▸ TASK BRIEF:
Gather each line in the entries that includes the string "detached".

▸ RECORDS FOR PROCESSING:
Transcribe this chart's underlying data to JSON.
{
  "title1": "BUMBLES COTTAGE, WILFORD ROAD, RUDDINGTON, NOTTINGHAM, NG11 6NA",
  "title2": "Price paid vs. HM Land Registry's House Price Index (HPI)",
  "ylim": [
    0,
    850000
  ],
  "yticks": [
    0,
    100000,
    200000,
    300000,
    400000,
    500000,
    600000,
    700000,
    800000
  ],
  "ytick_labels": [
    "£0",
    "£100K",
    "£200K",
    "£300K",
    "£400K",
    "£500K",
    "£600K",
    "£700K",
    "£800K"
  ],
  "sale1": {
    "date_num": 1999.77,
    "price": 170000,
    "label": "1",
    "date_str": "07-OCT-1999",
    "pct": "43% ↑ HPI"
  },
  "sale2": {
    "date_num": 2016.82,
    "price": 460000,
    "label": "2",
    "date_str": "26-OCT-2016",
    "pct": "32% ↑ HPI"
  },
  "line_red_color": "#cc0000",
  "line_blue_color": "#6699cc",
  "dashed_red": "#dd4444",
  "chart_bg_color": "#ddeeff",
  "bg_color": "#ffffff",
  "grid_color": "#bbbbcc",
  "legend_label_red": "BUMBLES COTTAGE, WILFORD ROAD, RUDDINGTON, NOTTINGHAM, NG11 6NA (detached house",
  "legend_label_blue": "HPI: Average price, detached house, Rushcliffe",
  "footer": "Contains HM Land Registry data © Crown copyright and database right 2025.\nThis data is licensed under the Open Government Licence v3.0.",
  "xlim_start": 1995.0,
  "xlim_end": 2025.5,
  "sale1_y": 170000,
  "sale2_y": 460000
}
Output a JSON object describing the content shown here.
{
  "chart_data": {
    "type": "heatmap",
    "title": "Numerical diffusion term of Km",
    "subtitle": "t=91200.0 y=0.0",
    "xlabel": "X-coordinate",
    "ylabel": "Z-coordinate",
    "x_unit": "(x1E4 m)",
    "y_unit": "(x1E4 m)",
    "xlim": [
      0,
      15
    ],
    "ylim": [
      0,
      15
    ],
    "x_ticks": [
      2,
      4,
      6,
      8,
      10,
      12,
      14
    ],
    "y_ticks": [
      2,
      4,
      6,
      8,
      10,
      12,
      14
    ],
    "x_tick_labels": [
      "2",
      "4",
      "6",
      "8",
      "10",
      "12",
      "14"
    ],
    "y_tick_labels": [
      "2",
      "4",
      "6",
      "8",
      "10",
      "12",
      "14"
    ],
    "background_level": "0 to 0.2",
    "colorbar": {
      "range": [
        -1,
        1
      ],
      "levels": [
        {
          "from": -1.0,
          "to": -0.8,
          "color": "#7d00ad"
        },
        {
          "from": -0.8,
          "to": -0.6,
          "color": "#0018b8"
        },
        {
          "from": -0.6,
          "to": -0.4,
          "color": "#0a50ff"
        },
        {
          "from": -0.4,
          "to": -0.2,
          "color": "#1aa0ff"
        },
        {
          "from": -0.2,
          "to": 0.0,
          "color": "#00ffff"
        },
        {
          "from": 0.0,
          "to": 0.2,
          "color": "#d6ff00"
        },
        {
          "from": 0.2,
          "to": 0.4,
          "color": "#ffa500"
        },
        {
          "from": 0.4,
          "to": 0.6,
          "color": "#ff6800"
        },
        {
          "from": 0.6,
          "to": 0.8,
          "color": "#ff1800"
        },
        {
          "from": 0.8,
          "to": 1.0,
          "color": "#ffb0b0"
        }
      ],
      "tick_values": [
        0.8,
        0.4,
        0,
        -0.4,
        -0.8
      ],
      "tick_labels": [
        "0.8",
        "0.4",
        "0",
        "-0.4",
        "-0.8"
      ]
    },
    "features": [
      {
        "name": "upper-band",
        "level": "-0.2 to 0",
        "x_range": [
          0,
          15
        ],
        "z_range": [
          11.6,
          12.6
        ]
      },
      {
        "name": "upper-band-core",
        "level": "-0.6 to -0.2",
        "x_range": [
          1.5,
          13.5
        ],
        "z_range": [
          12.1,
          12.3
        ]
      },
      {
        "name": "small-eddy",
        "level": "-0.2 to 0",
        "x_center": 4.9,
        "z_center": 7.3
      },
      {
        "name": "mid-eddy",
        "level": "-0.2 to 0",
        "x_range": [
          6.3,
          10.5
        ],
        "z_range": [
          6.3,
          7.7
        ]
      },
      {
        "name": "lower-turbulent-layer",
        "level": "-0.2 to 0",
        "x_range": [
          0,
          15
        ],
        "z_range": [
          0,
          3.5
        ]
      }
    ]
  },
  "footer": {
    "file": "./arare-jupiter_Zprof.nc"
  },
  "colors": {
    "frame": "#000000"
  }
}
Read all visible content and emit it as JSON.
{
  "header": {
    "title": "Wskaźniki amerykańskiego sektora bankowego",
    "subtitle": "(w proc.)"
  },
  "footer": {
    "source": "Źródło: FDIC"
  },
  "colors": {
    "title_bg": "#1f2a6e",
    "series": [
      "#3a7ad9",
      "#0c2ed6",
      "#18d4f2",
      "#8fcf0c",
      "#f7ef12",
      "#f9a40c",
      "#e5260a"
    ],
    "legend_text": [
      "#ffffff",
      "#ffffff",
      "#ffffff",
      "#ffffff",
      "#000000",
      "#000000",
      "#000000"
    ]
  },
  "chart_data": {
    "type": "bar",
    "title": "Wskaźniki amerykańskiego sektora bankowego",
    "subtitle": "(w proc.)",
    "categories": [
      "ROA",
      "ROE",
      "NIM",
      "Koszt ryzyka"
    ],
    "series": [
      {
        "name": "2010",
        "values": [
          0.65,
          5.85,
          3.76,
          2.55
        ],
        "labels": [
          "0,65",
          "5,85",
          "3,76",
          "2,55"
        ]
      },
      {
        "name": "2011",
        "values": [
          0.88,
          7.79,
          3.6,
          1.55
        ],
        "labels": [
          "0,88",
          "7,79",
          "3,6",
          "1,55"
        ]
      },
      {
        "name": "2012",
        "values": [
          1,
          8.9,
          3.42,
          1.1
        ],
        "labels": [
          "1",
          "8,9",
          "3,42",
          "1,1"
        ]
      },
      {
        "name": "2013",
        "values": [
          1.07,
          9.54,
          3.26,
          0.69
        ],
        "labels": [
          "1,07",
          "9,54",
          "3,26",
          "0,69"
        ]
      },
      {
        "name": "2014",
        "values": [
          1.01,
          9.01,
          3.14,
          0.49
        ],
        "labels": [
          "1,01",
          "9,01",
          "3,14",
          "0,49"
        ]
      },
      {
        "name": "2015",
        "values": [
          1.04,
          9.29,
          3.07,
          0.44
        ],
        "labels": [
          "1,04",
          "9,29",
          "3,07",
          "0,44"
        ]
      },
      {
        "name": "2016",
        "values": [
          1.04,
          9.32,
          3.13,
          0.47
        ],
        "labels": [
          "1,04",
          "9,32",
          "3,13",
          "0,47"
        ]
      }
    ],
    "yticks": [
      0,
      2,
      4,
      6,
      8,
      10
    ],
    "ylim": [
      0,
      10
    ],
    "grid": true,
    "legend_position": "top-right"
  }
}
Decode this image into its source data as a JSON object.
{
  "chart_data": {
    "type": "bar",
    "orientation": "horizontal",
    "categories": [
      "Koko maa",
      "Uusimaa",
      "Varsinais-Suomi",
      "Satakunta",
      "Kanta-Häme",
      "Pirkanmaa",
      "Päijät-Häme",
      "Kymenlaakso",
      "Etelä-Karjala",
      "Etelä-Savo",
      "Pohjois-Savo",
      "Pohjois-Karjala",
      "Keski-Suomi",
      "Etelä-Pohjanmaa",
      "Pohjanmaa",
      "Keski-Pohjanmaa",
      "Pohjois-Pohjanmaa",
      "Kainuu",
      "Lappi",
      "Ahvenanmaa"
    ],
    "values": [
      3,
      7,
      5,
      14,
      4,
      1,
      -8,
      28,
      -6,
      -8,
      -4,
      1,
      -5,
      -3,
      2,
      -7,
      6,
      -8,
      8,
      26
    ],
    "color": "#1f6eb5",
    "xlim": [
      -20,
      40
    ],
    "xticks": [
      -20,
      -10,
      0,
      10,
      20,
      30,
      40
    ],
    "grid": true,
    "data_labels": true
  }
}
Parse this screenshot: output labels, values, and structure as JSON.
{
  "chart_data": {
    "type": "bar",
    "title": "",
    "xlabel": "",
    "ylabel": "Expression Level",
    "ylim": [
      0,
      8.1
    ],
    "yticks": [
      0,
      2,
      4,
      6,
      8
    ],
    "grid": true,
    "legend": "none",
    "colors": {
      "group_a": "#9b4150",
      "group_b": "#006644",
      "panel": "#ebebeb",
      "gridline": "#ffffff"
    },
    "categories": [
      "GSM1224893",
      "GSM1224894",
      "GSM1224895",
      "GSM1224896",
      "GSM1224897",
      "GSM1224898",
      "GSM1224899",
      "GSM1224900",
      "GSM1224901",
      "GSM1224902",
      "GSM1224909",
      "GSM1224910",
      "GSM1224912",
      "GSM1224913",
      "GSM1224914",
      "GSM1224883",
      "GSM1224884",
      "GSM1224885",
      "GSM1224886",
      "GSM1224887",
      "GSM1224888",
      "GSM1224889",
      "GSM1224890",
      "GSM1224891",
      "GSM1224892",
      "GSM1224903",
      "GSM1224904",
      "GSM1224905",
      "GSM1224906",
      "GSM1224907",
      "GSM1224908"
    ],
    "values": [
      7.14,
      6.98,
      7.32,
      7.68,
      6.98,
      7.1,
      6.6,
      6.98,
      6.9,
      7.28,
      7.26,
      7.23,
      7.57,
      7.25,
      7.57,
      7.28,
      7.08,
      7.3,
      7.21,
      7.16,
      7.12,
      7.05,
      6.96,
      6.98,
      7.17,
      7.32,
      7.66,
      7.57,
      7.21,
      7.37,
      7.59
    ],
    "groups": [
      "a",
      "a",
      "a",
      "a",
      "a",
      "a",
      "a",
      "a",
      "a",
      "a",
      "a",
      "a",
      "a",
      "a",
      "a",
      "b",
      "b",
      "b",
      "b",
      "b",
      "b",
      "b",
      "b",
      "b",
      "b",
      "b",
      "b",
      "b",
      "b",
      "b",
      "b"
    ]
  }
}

▸ SOLUTION FOR THIS TASK:
  "legend_label_red": "BUMBLES COTTAGE, WILFORD ROAD, RUDDINGTON, NOTTINGHAM, NG11 6NA (detached house",
  "legend_label_blue": "HPI: Average price, detached house, Rushcliffe",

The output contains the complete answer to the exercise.